WORK REQUIRED: Search the entries for the word "فقال" and pull out each line that has it.

----------

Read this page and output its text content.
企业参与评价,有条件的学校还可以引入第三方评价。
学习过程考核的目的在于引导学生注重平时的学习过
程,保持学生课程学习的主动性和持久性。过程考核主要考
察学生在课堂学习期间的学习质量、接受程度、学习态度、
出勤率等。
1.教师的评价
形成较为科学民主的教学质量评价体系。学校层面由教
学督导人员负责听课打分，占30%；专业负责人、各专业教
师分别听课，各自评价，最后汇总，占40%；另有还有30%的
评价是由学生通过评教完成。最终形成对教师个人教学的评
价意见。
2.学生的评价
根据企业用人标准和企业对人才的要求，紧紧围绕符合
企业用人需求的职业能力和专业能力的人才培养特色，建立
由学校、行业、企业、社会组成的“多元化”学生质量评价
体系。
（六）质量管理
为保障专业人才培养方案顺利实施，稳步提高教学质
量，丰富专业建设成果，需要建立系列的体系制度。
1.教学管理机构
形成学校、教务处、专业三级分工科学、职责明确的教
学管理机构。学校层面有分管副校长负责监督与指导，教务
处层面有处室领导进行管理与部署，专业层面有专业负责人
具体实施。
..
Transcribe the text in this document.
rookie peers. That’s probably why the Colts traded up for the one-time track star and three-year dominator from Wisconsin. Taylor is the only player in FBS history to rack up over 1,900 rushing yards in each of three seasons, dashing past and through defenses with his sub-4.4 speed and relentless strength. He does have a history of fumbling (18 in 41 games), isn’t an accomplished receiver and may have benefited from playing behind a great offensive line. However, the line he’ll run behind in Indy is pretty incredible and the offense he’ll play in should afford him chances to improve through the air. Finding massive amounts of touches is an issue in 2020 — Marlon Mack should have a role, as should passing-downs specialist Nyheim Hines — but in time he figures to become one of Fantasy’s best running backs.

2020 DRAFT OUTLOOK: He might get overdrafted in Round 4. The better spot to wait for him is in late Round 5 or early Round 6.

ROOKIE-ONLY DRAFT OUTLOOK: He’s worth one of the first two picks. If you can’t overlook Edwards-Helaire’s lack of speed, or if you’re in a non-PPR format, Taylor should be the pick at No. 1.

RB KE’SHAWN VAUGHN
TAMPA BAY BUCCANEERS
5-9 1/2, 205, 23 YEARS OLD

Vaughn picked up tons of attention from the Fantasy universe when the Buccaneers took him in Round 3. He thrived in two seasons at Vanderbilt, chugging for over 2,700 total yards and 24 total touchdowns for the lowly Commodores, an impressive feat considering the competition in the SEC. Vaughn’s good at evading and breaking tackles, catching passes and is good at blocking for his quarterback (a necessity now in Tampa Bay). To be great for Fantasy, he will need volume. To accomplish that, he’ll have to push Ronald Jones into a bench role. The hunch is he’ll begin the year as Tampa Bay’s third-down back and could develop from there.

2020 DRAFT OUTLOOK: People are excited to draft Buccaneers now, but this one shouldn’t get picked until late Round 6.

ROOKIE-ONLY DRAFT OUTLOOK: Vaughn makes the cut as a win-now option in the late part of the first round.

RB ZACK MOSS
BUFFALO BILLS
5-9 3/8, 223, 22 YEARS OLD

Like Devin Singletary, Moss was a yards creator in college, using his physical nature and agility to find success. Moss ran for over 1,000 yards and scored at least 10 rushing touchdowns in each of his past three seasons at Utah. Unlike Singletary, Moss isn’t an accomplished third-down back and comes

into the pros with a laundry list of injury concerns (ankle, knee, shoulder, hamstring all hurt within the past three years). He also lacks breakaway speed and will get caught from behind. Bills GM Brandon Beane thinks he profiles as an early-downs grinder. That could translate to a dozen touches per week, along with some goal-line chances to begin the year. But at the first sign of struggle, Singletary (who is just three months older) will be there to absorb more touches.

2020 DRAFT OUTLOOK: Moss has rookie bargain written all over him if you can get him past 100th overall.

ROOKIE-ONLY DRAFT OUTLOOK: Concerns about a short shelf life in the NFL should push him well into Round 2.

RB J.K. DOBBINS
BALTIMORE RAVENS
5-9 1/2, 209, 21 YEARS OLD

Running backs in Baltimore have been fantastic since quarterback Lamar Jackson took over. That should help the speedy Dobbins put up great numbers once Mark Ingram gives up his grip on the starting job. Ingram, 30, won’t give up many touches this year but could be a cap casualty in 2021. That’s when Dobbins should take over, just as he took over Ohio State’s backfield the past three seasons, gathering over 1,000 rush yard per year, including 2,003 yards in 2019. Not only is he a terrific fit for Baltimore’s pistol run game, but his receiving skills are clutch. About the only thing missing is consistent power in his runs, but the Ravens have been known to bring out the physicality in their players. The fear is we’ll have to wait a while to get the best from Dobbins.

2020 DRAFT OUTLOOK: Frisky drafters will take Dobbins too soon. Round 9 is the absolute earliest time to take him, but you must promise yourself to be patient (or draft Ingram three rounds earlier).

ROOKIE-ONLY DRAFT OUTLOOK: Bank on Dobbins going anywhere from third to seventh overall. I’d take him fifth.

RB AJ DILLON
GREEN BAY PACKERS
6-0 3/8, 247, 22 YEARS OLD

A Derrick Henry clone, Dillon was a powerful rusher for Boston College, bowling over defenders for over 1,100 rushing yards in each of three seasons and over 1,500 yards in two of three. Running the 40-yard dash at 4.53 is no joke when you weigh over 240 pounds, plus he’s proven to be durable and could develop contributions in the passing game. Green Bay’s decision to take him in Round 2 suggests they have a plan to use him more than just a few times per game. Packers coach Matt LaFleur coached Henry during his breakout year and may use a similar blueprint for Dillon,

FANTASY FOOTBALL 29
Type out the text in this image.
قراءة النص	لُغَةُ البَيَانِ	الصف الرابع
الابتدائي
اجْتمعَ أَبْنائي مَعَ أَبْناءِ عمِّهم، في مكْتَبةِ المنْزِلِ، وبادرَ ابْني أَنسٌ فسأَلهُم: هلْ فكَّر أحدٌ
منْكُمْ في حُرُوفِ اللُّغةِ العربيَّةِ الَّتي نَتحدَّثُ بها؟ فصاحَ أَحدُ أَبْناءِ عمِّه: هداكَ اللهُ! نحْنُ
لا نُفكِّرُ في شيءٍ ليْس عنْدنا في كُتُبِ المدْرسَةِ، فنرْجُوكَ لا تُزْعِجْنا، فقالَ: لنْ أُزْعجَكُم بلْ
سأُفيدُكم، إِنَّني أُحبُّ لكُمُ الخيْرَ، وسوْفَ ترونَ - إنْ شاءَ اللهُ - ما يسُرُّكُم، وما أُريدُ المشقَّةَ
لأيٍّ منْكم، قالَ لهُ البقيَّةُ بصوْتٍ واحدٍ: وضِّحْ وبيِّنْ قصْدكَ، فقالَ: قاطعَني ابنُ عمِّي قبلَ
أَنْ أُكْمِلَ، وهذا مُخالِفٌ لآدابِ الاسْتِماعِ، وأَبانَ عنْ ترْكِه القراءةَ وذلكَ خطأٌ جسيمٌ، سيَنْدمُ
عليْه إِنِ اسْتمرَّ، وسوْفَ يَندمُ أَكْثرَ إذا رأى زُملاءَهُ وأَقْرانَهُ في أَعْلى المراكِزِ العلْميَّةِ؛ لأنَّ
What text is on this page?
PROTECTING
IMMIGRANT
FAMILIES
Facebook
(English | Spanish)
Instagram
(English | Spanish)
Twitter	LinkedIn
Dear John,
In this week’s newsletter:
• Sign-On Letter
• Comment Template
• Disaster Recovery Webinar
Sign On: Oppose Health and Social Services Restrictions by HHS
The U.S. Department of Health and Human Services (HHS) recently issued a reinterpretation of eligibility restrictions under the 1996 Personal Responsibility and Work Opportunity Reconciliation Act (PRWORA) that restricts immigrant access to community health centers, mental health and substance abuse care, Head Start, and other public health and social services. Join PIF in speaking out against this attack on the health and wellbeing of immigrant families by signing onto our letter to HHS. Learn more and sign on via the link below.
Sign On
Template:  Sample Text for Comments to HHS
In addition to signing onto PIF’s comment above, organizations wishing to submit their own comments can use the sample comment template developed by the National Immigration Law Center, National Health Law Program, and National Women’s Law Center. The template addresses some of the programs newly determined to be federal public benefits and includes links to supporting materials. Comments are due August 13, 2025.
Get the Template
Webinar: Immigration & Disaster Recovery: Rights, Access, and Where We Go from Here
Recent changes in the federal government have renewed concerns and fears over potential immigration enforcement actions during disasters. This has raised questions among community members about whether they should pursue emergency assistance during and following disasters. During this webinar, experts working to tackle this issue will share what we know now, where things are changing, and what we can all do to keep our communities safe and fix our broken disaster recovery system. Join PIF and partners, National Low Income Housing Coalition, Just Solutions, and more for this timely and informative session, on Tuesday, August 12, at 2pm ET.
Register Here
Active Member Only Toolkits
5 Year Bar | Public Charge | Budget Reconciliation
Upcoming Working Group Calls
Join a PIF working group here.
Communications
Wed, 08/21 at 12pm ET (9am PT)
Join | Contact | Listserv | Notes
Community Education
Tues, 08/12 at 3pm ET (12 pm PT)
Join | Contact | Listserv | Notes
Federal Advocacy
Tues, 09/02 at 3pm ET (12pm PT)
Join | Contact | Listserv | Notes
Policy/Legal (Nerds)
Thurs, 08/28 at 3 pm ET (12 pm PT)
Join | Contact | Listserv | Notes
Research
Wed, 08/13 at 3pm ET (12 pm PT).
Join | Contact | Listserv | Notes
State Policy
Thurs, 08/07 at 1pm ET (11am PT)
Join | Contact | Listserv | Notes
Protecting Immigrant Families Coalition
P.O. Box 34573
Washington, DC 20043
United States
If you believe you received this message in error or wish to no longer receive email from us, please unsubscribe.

----------

EXERCISE RESPONSE:
لا نُفكِّرُ في شيءٍ ليْس عنْدنا في كُتُبِ المدْرسَةِ، فنرْجُوكَ لا تُزْعِجْنا، فقالَ: لنْ أُزْعجَكُم بلْ
لأيٍّ منْكم، قالَ لهُ البقيَّةُ بصوْتٍ واحدٍ: وضِّحْ وبيِّنْ قصْدكَ، فقالَ: قاطعَني ابنُ عمِّي قبلَ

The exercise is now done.